Problem description
For this exercise, repeat all of the material verbatim apart from its images.

>> start

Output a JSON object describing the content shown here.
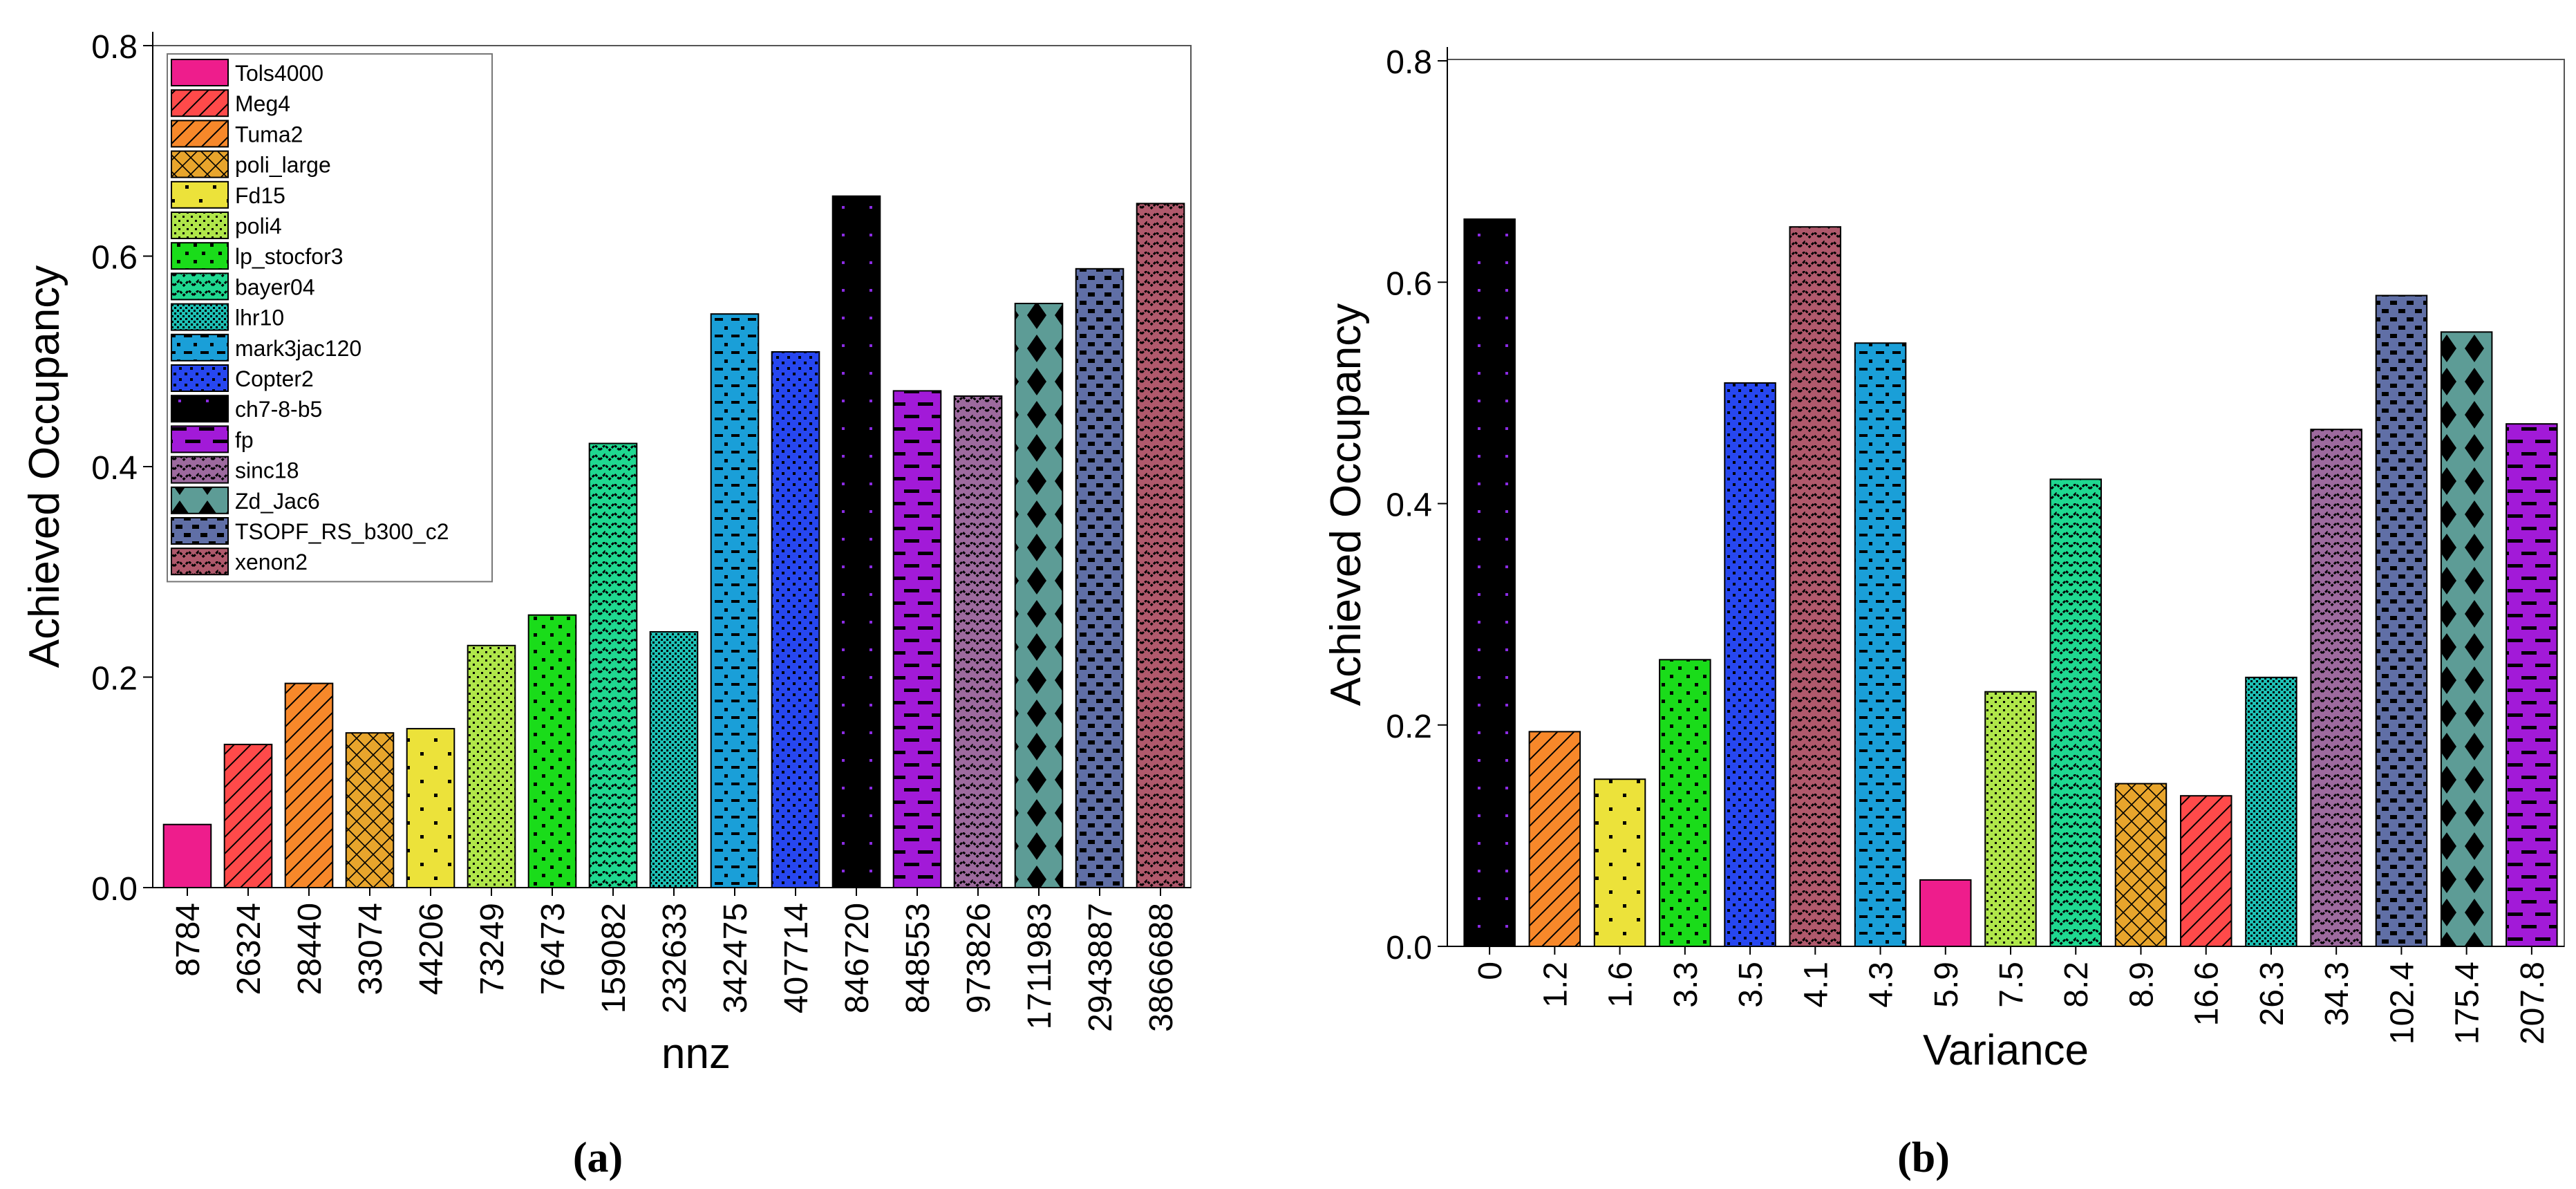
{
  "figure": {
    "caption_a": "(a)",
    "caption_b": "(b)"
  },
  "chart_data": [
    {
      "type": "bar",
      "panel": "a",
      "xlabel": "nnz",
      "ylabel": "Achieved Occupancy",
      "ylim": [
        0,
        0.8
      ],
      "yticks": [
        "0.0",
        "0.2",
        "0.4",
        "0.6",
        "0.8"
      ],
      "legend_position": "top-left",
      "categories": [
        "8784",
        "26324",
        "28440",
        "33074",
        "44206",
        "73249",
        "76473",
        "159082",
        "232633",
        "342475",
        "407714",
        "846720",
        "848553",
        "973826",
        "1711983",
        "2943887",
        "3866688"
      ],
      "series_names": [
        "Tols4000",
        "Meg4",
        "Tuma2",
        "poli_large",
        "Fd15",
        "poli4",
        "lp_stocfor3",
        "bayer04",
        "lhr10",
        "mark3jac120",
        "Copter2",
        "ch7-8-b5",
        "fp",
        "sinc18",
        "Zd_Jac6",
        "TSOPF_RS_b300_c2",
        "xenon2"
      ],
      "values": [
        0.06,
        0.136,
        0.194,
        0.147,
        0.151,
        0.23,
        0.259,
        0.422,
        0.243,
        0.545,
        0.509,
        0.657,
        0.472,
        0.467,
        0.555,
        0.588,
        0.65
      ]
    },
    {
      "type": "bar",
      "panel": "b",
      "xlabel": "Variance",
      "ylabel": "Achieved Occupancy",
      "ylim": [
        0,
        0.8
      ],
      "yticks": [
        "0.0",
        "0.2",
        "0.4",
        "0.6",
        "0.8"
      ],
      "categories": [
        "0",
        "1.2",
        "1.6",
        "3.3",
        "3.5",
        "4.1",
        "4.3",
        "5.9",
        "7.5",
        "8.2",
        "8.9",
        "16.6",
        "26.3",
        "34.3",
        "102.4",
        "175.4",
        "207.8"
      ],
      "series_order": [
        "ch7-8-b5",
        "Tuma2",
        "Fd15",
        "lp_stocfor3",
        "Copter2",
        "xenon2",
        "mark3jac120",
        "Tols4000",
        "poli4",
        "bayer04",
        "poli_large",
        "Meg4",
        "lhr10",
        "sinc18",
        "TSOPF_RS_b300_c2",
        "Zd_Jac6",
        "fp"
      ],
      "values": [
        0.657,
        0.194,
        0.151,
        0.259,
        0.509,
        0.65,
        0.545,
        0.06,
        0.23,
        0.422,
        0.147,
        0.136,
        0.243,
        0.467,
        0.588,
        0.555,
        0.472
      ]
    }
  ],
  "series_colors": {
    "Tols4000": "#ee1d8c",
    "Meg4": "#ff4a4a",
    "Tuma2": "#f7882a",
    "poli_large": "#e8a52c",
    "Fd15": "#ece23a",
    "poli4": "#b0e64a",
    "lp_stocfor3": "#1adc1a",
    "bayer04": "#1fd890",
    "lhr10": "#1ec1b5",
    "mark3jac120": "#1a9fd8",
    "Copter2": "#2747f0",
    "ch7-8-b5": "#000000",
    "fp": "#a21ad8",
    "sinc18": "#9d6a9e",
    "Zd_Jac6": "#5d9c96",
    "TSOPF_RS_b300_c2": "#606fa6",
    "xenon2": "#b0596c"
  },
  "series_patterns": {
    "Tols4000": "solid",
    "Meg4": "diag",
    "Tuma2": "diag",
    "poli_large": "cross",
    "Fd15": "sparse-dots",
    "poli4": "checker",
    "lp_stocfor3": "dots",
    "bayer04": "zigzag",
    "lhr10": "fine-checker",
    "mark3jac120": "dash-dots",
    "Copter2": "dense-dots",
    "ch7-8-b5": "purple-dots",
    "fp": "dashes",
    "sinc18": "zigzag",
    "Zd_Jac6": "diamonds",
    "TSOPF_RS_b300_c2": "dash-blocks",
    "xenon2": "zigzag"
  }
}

>> end

Written response
Output a JSON object describing the content shown here.
{
  "figure": {
    "caption_a": "(a)",
    "caption_b": "(b)"
  },
  "chart_data": [
    {
      "type": "bar",
      "panel": "a",
      "xlabel": "nnz",
      "ylabel": "Achieved Occupancy",
      "ylim": [
        0,
        0.8
      ],
      "yticks": [
        "0.0",
        "0.2",
        "0.4",
        "0.6",
        "0.8"
      ],
      "legend_position": "top-left",
      "categories": [
        "8784",
        "26324",
        "28440",
        "33074",
        "44206",
        "73249",
        "76473",
        "159082",
        "232633",
        "342475",
        "407714",
        "846720",
        "848553",
        "973826",
        "1711983",
        "2943887",
        "3866688"
      ],
      "series_names": [
        "Tols4000",
        "Meg4",
        "Tuma2",
        "poli_large",
        "Fd15",
        "poli4",
        "lp_stocfor3",
        "bayer04",
        "lhr10",
        "mark3jac120",
        "Copter2",
        "ch7-8-b5",
        "fp",
        "sinc18",
        "Zd_Jac6",
        "TSOPF_RS_b300_c2",
        "xenon2"
      ],
      "values": [
        0.06,
        0.136,
        0.194,
        0.147,
        0.151,
        0.23,
        0.259,
        0.422,
        0.243,
        0.545,
        0.509,
        0.657,
        0.472,
        0.467,
        0.555,
        0.588,
        0.65
      ]
    },
    {
      "type": "bar",
      "panel": "b",
      "xlabel": "Variance",
      "ylabel": "Achieved Occupancy",
      "ylim": [
        0,
        0.8
      ],
      "yticks": [
        "0.0",
        "0.2",
        "0.4",
        "0.6",
        "0.8"
      ],
      "categories": [
        "0",
        "1.2",
        "1.6",
        "3.3",
        "3.5",
        "4.1",
        "4.3",
        "5.9",
        "7.5",
        "8.2",
        "8.9",
        "16.6",
        "26.3",
        "34.3",
        "102.4",
        "175.4",
        "207.8"
      ],
      "series_order": [
        "ch7-8-b5",
        "Tuma2",
        "Fd15",
        "lp_stocfor3",
        "Copter2",
        "xenon2",
        "mark3jac120",
        "Tols4000",
        "poli4",
        "bayer04",
        "poli_large",
        "Meg4",
        "lhr10",
        "sinc18",
        "TSOPF_RS_b300_c2",
        "Zd_Jac6",
        "fp"
      ],
      "values": [
        0.657,
        0.194,
        0.151,
        0.259,
        0.509,
        0.65,
        0.545,
        0.06,
        0.23,
        0.422,
        0.147,
        0.136,
        0.243,
        0.467,
        0.588,
        0.555,
        0.472
      ]
    }
  ],
  "series_colors": {
    "Tols4000": "#ee1d8c",
    "Meg4": "#ff4a4a",
    "Tuma2": "#f7882a",
    "poli_large": "#e8a52c",
    "Fd15": "#ece23a",
    "poli4": "#b0e64a",
    "lp_stocfor3": "#1adc1a",
    "bayer04": "#1fd890",
    "lhr10": "#1ec1b5",
    "mark3jac120": "#1a9fd8",
    "Copter2": "#2747f0",
    "ch7-8-b5": "#000000",
    "fp": "#a21ad8",
    "sinc18": "#9d6a9e",
    "Zd_Jac6": "#5d9c96",
    "TSOPF_RS_b300_c2": "#606fa6",
    "xenon2": "#b0596c"
  },
  "series_patterns": {
    "Tols4000": "solid",
    "Meg4": "diag",
    "Tuma2": "diag",
    "poli_large": "cross",
    "Fd15": "sparse-dots",
    "poli4": "checker",
    "lp_stocfor3": "dots",
    "bayer04": "zigzag",
    "lhr10": "fine-checker",
    "mark3jac120": "dash-dots",
    "Copter2": "dense-dots",
    "ch7-8-b5": "purple-dots",
    "fp": "dashes",
    "sinc18": "zigzag",
    "Zd_Jac6": "diamonds",
    "TSOPF_RS_b300_c2": "dash-blocks",
    "xenon2": "zigzag"
  }
}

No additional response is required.